What is needed: Reproduce this listing in full.
BEGIN Record extracts
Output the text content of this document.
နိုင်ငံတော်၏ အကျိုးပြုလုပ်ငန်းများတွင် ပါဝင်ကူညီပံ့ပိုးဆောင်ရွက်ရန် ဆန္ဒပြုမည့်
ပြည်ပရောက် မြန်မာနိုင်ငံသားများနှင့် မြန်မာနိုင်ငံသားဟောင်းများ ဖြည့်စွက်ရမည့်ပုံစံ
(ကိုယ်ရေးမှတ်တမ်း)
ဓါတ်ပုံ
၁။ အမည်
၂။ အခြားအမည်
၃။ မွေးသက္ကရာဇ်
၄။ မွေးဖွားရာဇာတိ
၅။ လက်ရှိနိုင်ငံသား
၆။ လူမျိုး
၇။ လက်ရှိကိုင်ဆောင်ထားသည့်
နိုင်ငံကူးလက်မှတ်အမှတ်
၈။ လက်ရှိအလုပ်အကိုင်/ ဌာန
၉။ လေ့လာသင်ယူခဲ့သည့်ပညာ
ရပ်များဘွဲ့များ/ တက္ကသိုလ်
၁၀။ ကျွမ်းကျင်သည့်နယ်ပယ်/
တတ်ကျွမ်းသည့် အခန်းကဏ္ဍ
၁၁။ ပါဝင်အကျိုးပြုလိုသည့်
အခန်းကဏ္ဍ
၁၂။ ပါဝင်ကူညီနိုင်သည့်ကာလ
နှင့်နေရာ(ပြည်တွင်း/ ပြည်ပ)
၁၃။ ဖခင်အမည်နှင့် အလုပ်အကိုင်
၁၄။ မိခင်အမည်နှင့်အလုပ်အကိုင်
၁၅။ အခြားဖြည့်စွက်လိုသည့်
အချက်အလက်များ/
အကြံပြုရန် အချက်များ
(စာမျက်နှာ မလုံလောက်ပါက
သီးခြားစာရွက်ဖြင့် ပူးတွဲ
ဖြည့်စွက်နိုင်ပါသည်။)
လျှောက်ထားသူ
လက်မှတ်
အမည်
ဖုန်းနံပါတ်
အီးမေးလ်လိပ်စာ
END Record extracts
The response:
Output the text content of this document.
နိုင်ငံတော်၏ အကျိုးပြုလုပ်ငန်းများတွင် ပါဝင်ကူညီပံ့ပိုးဆောင်ရွက်ရန် ဆန္ဒပြုမည့်
ပြည်ပရောက် မြန်မာနိုင်ငံသားများနှင့် မြန်မာနိုင်ငံသားဟောင်းများ ဖြည့်စွက်ရမည့်ပုံစံ
(ကိုယ်ရေးမှတ်တမ်း)
ဓါတ်ပုံ
၁။ အမည်
၂။ အခြားအမည်
၃။ မွေးသက္ကရာဇ်
၄။ မွေးဖွားရာဇာတိ
၅။ လက်ရှိနိုင်ငံသား
၆။ လူမျိုး
၇။ လက်ရှိကိုင်ဆောင်ထားသည့်
နိုင်ငံကူးလက်မှတ်အမှတ်
၈။ လက်ရှိအလုပ်အကိုင်/ ဌာန
၉။ လေ့လာသင်ယူခဲ့သည့်ပညာ
ရပ်များဘွဲ့များ/ တက္ကသိုလ်
၁၀။ ကျွမ်းကျင်သည့်နယ်ပယ်/
တတ်ကျွမ်းသည့် အခန်းကဏ္ဍ
၁၁။ ပါဝင်အကျိုးပြုလိုသည့်
အခန်းကဏ္ဍ
၁၂။ ပါဝင်ကူညီနိုင်သည့်ကာလ
နှင့်နေရာ(ပြည်တွင်း/ ပြည်ပ)
၁၃။ ဖခင်အမည်နှင့် အလုပ်အကိုင်
၁၄။ မိခင်အမည်နှင့်အလုပ်အကိုင်
၁၅။ အခြားဖြည့်စွက်လိုသည့်
အချက်အလက်များ/
အကြံပြုရန် အချက်များ
(စာမျက်နှာ မလုံလောက်ပါက
သီးခြားစာရွက်ဖြင့် ပူးတွဲ
ဖြည့်စွက်နိုင်ပါသည်။)
လျှောက်ထားသူ
လက်မှတ်
အမည်
ဖုန်းနံပါတ်
အီးမေးလ်လိပ်စာ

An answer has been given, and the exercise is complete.